▶ **Provided entries**:
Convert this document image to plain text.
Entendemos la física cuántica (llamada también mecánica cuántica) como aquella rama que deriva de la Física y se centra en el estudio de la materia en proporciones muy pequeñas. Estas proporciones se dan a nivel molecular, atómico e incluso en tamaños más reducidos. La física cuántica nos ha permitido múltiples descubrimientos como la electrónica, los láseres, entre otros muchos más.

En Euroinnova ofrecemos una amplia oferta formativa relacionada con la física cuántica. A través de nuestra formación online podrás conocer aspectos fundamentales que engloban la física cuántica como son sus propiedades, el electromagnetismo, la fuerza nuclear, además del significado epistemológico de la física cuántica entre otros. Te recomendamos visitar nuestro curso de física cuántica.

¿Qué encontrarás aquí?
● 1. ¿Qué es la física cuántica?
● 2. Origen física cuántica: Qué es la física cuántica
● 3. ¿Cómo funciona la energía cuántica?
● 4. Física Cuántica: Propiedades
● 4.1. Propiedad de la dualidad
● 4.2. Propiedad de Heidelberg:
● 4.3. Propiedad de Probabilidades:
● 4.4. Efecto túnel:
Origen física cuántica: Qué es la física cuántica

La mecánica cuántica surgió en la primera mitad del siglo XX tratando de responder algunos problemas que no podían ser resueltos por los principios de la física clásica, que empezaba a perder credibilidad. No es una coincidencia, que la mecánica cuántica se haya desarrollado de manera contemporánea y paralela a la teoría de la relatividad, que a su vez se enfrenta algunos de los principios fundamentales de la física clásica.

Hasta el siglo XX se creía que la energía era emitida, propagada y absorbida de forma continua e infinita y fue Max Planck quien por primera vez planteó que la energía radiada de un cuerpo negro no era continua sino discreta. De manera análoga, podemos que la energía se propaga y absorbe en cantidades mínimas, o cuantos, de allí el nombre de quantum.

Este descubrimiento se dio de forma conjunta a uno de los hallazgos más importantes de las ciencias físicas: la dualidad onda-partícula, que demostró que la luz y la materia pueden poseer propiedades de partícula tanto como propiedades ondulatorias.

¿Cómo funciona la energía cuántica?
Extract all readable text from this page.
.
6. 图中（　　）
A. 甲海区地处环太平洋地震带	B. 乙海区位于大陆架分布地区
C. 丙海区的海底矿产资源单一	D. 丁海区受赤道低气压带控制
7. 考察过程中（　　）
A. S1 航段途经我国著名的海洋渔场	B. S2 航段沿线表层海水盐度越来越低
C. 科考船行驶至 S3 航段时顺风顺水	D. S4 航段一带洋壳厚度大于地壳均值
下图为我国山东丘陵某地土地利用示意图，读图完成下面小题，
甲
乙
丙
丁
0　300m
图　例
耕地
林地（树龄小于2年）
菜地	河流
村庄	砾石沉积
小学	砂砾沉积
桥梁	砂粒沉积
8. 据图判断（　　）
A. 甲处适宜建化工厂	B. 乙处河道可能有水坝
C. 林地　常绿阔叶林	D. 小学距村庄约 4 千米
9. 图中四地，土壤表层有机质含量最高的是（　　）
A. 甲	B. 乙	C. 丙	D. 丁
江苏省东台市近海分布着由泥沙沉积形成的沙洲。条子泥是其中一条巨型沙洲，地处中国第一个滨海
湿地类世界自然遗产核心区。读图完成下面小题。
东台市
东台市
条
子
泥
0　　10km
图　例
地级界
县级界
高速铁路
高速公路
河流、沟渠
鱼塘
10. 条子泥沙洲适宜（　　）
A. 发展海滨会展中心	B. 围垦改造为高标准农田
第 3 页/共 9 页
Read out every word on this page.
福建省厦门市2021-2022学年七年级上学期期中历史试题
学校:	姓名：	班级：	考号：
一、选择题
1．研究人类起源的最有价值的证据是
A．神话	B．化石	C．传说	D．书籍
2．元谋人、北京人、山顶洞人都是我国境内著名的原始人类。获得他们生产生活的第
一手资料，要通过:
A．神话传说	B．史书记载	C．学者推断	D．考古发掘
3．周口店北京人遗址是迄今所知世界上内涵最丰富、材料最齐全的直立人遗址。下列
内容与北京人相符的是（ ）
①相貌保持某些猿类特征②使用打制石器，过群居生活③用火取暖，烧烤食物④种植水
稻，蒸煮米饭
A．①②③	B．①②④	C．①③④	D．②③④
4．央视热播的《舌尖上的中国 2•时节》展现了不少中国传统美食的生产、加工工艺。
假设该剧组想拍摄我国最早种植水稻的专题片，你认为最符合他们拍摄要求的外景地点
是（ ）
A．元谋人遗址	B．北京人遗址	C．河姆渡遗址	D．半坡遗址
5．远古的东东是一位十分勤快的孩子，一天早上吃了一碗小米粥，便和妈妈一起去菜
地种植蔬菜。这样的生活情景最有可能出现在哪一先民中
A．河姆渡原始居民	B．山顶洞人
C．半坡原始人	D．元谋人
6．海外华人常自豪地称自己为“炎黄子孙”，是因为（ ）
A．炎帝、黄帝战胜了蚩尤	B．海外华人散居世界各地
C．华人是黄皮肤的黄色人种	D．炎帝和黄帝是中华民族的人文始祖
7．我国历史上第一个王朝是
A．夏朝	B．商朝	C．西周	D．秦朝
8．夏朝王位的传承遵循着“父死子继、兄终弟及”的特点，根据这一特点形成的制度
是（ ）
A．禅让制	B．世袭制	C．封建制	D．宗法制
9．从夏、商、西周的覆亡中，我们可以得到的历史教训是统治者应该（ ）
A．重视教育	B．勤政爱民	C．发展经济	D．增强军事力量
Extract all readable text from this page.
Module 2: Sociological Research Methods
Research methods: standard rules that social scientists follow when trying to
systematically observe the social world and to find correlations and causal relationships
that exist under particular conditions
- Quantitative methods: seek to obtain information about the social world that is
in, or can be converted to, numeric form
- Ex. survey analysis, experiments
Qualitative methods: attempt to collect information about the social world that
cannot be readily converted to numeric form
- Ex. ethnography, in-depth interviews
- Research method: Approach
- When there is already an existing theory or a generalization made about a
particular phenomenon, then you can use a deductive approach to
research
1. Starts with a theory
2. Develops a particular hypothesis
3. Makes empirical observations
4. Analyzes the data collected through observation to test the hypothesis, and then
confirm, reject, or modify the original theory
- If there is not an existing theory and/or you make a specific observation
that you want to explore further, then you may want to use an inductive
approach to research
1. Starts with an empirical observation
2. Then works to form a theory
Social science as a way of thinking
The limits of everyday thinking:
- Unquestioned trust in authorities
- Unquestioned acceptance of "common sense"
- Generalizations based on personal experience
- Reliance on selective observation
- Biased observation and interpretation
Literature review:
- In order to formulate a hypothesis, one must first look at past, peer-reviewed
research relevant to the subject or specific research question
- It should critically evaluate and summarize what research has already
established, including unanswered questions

▶ **What the task asks**: Pull every line containing the word "como" out of the entries above.

▶ **Answer for this exercise**:
Entendemos la física cuántica (llamada también mecánica cuántica) como aquella rama que deriva de la Física y se centra en el estudio de la materia en proporciones muy pequeñas. Estas proporciones se dan a nivel molecular, atómico e incluso en tamaños más reducidos. La física cuántica nos ha permitido múltiples descubrimientos como la electrónica, los láseres, entre otros muchos más.
En Euroinnova ofrecemos una amplia oferta formativa relacionada con la física cuántica. A través de nuestra formación online podrás conocer aspectos fundamentales que engloban la física cuántica como son sus propiedades, el electromagnetismo, la fuerza nuclear, además del significado epistemológico de la física cuántica entre otros. Te recomendamos visitar nuestro curso de física cuántica.
Este descubrimiento se dio de forma conjunta a uno de los hallazgos más importantes de las ciencias físicas: la dualidad onda-partícula, que demostró que la luz y la materia pueden poseer propiedades de partícula tanto como propiedades ondulatorias.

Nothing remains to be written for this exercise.